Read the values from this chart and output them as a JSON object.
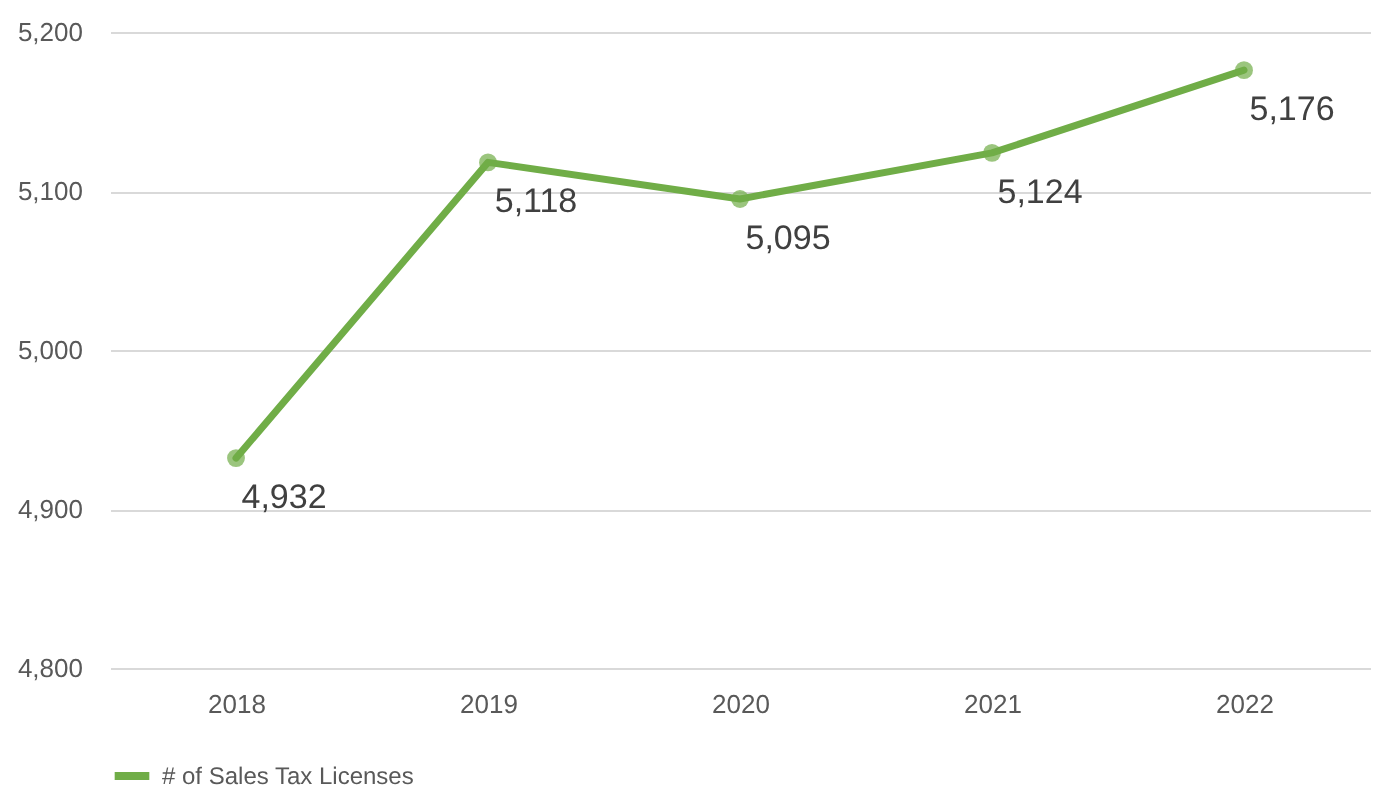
{
  "chart_data": {
    "type": "line",
    "categories": [
      "2018",
      "2019",
      "2020",
      "2021",
      "2022"
    ],
    "series": [
      {
        "name": "# of Sales  Tax Licenses",
        "color": "#70ad47",
        "values": [
          4932,
          5118,
          5095,
          5124,
          5176
        ],
        "value_labels": [
          "4,932",
          "5,118",
          "5,095",
          "5,124",
          "5,176"
        ]
      }
    ],
    "ylim": [
      4800,
      5200
    ],
    "yticks": [
      {
        "value": 4800,
        "label": "4,800"
      },
      {
        "value": 4900,
        "label": "4,900"
      },
      {
        "value": 5000,
        "label": "5,000"
      },
      {
        "value": 5100,
        "label": "5,100"
      },
      {
        "value": 5200,
        "label": "5,200"
      }
    ],
    "grid": "y",
    "legend": "bottom",
    "marker": "circle",
    "line_style": "solid"
  }
}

■ ■ ■ ■

* [TASK GOAL]: Exclude the pictures, and transcribe all of the material exactly.

* [RESPONSE TO THIS TASK]:
Read the values from this chart and output them as a JSON object.
{
  "chart_data": {
    "type": "line",
    "categories": [
      "2018",
      "2019",
      "2020",
      "2021",
      "2022"
    ],
    "series": [
      {
        "name": "# of Sales  Tax Licenses",
        "color": "#70ad47",
        "values": [
          4932,
          5118,
          5095,
          5124,
          5176
        ],
        "value_labels": [
          "4,932",
          "5,118",
          "5,095",
          "5,124",
          "5,176"
        ]
      }
    ],
    "ylim": [
      4800,
      5200
    ],
    "yticks": [
      {
        "value": 4800,
        "label": "4,800"
      },
      {
        "value": 4900,
        "label": "4,900"
      },
      {
        "value": 5000,
        "label": "5,000"
      },
      {
        "value": 5100,
        "label": "5,100"
      },
      {
        "value": 5200,
        "label": "5,200"
      }
    ],
    "grid": "y",
    "legend": "bottom",
    "marker": "circle",
    "line_style": "solid"
  }
}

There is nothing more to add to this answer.